**PROBLEM DETAILS**:
Report each line of the data that has "content" somewhere in it.

**EXCERPTED DATA**:
══════════

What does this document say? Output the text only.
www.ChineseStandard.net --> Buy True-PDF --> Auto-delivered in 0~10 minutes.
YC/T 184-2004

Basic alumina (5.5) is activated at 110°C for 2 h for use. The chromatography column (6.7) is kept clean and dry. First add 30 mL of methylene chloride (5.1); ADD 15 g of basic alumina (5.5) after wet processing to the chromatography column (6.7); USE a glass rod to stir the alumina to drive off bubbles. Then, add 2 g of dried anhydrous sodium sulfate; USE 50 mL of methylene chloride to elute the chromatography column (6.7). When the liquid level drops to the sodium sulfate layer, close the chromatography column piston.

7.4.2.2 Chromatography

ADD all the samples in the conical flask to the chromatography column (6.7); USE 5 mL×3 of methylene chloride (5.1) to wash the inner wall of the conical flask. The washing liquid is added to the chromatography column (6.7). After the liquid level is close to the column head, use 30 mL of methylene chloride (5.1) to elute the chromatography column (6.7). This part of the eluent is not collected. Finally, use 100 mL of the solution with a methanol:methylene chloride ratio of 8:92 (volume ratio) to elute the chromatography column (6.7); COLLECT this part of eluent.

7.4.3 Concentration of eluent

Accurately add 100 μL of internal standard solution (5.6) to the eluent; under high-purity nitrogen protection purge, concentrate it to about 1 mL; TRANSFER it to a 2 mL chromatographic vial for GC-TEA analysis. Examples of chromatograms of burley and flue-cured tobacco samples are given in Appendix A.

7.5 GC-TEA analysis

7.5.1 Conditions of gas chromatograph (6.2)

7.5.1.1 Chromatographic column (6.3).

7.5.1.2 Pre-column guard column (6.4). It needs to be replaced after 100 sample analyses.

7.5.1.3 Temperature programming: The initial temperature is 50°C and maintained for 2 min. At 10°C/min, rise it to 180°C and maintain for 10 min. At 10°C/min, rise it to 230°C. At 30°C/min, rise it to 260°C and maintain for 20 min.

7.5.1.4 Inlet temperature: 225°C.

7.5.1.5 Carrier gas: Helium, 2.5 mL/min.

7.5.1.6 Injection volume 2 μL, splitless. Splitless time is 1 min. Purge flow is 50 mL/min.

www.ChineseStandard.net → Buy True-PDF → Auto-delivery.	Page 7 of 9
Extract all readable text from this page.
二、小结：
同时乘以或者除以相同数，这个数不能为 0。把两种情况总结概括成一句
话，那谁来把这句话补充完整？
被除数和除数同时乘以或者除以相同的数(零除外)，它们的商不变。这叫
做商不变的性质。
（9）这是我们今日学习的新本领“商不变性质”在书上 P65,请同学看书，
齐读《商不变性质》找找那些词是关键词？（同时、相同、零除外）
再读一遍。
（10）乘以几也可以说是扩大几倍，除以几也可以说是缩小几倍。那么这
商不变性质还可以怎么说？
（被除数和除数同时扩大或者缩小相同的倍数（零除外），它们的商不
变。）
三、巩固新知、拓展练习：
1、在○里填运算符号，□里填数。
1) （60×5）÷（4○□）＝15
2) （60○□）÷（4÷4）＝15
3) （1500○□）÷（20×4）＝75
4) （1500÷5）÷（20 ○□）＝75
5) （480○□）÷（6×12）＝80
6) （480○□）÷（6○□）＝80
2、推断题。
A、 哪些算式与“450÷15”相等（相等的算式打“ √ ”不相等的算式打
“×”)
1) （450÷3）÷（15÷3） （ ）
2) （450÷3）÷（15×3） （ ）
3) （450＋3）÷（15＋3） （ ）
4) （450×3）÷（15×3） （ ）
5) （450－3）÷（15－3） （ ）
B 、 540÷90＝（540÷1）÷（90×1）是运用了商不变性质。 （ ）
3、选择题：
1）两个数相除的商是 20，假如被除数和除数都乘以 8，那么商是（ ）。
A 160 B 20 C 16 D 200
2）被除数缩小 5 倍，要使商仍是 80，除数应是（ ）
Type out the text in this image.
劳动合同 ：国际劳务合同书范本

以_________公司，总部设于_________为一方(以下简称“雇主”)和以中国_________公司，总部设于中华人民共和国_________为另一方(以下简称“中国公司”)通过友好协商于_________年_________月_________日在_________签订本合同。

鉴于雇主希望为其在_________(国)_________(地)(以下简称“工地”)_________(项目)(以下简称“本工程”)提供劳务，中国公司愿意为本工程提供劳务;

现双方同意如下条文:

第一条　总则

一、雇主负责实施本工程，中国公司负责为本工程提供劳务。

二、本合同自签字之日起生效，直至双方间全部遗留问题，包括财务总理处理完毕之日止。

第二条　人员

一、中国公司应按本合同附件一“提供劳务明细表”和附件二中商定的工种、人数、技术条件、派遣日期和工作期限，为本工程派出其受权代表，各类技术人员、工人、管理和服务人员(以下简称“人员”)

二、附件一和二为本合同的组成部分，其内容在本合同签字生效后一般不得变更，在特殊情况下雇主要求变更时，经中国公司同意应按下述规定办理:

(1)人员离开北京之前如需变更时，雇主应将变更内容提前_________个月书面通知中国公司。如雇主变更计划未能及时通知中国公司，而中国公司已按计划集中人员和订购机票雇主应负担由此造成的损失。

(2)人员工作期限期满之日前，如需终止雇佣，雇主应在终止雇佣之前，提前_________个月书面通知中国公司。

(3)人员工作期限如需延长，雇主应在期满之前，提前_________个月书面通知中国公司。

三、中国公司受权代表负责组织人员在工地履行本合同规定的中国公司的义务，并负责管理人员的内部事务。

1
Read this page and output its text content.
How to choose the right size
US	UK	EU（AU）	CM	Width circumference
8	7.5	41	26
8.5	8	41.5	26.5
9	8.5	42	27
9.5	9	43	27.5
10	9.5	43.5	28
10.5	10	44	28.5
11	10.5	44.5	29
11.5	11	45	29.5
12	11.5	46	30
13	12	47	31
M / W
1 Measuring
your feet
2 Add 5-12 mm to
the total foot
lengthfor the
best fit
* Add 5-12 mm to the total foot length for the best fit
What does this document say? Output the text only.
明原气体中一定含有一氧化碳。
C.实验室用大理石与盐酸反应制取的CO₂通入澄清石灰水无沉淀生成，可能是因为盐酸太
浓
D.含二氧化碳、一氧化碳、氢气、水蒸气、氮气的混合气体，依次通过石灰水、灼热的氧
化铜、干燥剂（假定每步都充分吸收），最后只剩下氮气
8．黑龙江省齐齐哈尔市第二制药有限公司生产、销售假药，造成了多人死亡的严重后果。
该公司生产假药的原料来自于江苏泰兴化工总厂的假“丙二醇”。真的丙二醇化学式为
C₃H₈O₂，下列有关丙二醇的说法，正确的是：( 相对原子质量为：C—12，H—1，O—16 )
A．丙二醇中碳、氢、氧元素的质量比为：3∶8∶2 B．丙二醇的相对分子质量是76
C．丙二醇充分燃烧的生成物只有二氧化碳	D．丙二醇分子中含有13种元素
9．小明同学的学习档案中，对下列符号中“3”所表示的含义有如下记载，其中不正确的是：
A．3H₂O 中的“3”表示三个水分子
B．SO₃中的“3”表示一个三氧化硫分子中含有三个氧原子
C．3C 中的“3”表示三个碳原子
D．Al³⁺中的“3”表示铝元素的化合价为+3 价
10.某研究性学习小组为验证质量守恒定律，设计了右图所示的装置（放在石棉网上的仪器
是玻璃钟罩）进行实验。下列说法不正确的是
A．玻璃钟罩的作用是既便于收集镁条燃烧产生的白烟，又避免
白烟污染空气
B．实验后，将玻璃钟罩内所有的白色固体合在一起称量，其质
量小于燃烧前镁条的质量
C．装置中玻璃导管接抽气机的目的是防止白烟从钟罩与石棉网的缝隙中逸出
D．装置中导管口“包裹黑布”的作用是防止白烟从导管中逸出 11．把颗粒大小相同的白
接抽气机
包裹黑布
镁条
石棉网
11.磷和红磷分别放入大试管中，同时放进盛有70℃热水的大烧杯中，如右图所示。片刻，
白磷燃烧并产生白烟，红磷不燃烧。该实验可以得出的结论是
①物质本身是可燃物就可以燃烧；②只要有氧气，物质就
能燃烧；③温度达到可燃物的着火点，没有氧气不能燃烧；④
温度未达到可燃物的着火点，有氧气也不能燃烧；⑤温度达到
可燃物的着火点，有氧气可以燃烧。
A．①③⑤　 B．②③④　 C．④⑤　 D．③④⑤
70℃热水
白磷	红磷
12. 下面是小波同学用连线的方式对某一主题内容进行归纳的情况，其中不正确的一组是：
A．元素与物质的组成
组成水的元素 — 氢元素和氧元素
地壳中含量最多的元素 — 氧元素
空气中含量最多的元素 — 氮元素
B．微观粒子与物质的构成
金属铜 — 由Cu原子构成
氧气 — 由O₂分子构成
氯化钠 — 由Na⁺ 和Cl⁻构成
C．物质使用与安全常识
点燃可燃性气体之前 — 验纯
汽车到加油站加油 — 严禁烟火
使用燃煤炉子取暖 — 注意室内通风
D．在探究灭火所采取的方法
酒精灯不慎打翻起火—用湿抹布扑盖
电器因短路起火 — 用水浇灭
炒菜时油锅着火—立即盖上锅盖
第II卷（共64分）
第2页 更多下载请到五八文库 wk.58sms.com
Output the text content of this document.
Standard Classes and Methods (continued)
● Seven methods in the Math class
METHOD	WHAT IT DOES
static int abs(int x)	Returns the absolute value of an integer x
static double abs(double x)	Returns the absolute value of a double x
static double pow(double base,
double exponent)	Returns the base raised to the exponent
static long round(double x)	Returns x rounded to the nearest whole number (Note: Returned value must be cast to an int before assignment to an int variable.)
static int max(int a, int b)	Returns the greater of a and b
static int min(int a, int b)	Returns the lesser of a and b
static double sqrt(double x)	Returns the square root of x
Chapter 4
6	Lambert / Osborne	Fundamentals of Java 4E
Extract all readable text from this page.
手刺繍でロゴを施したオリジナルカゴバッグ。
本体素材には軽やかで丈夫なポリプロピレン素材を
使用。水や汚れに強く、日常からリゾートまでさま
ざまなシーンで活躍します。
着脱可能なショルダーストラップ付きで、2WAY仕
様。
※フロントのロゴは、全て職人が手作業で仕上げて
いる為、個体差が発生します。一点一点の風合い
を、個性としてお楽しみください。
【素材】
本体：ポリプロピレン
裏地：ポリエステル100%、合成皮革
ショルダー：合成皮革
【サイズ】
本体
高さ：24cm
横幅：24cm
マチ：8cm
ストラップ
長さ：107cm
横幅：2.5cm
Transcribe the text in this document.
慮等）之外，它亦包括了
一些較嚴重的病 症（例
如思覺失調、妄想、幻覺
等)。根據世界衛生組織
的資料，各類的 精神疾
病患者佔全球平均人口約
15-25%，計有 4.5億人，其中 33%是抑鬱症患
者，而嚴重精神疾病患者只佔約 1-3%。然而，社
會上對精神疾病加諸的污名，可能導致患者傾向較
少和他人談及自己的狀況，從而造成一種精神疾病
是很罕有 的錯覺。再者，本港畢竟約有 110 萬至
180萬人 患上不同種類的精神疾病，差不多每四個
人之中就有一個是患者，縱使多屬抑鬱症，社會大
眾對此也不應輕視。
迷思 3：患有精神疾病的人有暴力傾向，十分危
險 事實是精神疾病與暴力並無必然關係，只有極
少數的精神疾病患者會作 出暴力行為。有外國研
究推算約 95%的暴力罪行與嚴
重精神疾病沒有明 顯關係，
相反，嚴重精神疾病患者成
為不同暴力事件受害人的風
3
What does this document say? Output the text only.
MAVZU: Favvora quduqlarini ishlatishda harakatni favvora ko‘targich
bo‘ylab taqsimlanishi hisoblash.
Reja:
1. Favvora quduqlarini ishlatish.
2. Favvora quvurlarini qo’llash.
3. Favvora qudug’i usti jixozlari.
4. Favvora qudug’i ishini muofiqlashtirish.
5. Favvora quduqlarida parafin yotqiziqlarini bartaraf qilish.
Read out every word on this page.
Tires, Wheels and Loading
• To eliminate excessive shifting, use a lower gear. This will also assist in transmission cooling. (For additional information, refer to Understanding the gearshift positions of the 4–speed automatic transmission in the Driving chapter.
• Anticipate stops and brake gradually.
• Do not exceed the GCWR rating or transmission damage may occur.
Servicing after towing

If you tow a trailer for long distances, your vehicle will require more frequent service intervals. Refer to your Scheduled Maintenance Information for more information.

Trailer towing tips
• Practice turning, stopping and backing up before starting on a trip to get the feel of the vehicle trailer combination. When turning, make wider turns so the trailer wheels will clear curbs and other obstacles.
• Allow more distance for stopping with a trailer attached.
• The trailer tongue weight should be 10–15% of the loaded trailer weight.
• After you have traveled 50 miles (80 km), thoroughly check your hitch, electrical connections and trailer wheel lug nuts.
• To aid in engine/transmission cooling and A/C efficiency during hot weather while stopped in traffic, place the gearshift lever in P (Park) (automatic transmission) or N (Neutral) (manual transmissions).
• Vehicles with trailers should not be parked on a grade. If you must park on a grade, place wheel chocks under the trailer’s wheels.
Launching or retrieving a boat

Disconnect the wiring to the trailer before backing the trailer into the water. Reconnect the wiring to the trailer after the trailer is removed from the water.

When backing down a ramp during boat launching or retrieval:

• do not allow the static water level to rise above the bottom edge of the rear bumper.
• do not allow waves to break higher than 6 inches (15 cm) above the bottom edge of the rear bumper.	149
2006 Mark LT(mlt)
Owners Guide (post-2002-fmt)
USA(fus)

══════════

**THE REPLY**:
Read this page and output its text content.
Output the text content of this document.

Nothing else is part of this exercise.